(Collection entries)
START

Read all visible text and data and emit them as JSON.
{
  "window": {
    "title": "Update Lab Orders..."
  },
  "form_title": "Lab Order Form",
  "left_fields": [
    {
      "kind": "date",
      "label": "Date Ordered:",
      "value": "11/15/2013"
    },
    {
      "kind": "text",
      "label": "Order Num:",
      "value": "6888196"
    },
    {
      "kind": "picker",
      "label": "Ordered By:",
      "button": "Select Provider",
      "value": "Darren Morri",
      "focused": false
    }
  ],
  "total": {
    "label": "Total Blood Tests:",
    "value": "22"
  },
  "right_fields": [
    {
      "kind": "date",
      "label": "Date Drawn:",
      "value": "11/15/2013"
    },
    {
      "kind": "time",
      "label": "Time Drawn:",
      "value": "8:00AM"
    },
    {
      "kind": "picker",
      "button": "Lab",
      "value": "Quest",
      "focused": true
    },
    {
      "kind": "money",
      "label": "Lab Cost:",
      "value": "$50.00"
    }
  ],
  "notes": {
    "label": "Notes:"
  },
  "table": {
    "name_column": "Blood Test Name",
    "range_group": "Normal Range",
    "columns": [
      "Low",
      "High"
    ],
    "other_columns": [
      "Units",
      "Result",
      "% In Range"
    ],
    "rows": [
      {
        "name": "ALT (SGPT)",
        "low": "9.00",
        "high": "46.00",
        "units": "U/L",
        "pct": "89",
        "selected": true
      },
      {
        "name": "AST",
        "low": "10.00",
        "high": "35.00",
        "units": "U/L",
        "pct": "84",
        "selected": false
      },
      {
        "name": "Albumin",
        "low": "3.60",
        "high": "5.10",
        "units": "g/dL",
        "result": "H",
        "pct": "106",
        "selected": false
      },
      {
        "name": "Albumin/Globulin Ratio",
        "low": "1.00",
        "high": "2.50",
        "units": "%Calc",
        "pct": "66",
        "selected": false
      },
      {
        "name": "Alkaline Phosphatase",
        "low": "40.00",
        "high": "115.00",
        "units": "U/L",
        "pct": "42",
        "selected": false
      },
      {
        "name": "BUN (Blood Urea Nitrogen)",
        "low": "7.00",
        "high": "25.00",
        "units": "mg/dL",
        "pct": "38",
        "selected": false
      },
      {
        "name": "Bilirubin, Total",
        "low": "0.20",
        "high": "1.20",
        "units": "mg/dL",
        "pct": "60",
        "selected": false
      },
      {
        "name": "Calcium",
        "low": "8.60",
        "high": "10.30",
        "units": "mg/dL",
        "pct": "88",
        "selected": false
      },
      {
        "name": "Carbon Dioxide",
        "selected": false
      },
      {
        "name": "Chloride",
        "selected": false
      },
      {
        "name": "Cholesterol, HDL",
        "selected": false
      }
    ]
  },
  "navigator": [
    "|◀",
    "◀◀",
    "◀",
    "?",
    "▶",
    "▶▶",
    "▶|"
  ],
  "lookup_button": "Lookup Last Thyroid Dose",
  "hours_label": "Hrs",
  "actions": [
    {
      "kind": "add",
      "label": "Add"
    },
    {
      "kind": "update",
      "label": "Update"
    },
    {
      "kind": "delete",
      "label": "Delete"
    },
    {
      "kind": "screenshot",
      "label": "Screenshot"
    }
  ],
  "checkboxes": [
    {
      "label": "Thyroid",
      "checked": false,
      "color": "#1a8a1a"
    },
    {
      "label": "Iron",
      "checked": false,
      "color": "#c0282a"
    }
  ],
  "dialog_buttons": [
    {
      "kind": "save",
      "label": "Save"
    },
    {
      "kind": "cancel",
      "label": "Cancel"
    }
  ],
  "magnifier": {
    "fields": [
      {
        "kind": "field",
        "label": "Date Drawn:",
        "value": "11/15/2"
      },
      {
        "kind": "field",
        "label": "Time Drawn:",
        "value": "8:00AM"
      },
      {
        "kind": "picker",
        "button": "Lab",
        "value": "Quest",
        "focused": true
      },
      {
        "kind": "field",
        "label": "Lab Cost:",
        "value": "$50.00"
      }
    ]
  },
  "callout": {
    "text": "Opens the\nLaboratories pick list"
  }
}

END

Write out the listing once more, matching it exactly.

Read all visible text and data and emit them as JSON.
{
  "window": {
    "title": "Update Lab Orders..."
  },
  "form_title": "Lab Order Form",
  "left_fields": [
    {
      "kind": "date",
      "label": "Date Ordered:",
      "value": "11/15/2013"
    },
    {
      "kind": "text",
      "label": "Order Num:",
      "value": "6888196"
    },
    {
      "kind": "picker",
      "label": "Ordered By:",
      "button": "Select Provider",
      "value": "Darren Morri",
      "focused": false
    }
  ],
  "total": {
    "label": "Total Blood Tests:",
    "value": "22"
  },
  "right_fields": [
    {
      "kind": "date",
      "label": "Date Drawn:",
      "value": "11/15/2013"
    },
    {
      "kind": "time",
      "label": "Time Drawn:",
      "value": "8:00AM"
    },
    {
      "kind": "picker",
      "button": "Lab",
      "value": "Quest",
      "focused": true
    },
    {
      "kind": "money",
      "label": "Lab Cost:",
      "value": "$50.00"
    }
  ],
  "notes": {
    "label": "Notes:"
  },
  "table": {
    "name_column": "Blood Test Name",
    "range_group": "Normal Range",
    "columns": [
      "Low",
      "High"
    ],
    "other_columns": [
      "Units",
      "Result",
      "% In Range"
    ],
    "rows": [
      {
        "name": "ALT (SGPT)",
        "low": "9.00",
        "high": "46.00",
        "units": "U/L",
        "pct": "89",
        "selected": true
      },
      {
        "name": "AST",
        "low": "10.00",
        "high": "35.00",
        "units": "U/L",
        "pct": "84",
        "selected": false
      },
      {
        "name": "Albumin",
        "low": "3.60",
        "high": "5.10",
        "units": "g/dL",
        "result": "H",
        "pct": "106",
        "selected": false
      },
      {
        "name": "Albumin/Globulin Ratio",
        "low": "1.00",
        "high": "2.50",
        "units": "%Calc",
        "pct": "66",
        "selected": false
      },
      {
        "name": "Alkaline Phosphatase",
        "low": "40.00",
        "high": "115.00",
        "units": "U/L",
        "pct": "42",
        "selected": false
      },
      {
        "name": "BUN (Blood Urea Nitrogen)",
        "low": "7.00",
        "high": "25.00",
        "units": "mg/dL",
        "pct": "38",
        "selected": false
      },
      {
        "name": "Bilirubin, Total",
        "low": "0.20",
        "high": "1.20",
        "units": "mg/dL",
        "pct": "60",
        "selected": false
      },
      {
        "name": "Calcium",
        "low": "8.60",
        "high": "10.30",
        "units": "mg/dL",
        "pct": "88",
        "selected": false
      },
      {
        "name": "Carbon Dioxide",
        "selected": false
      },
      {
        "name": "Chloride",
        "selected": false
      },
      {
        "name": "Cholesterol, HDL",
        "selected": false
      }
    ]
  },
  "navigator": [
    "|◀",
    "◀◀",
    "◀",
    "?",
    "▶",
    "▶▶",
    "▶|"
  ],
  "lookup_button": "Lookup Last Thyroid Dose",
  "hours_label": "Hrs",
  "actions": [
    {
      "kind": "add",
      "label": "Add"
    },
    {
      "kind": "update",
      "label": "Update"
    },
    {
      "kind": "delete",
      "label": "Delete"
    },
    {
      "kind": "screenshot",
      "label": "Screenshot"
    }
  ],
  "checkboxes": [
    {
      "label": "Thyroid",
      "checked": false,
      "color": "#1a8a1a"
    },
    {
      "label": "Iron",
      "checked": false,
      "color": "#c0282a"
    }
  ],
  "dialog_buttons": [
    {
      "kind": "save",
      "label": "Save"
    },
    {
      "kind": "cancel",
      "label": "Cancel"
    }
  ],
  "magnifier": {
    "fields": [
      {
        "kind": "field",
        "label": "Date Drawn:",
        "value": "11/15/2"
      },
      {
        "kind": "field",
        "label": "Time Drawn:",
        "value": "8:00AM"
      },
      {
        "kind": "picker",
        "button": "Lab",
        "value": "Quest",
        "focused": true
      },
      {
        "kind": "field",
        "label": "Lab Cost:",
        "value": "$50.00"
      }
    ]
  },
  "callout": {
    "text": "Opens the\nLaboratories pick list"
  }
}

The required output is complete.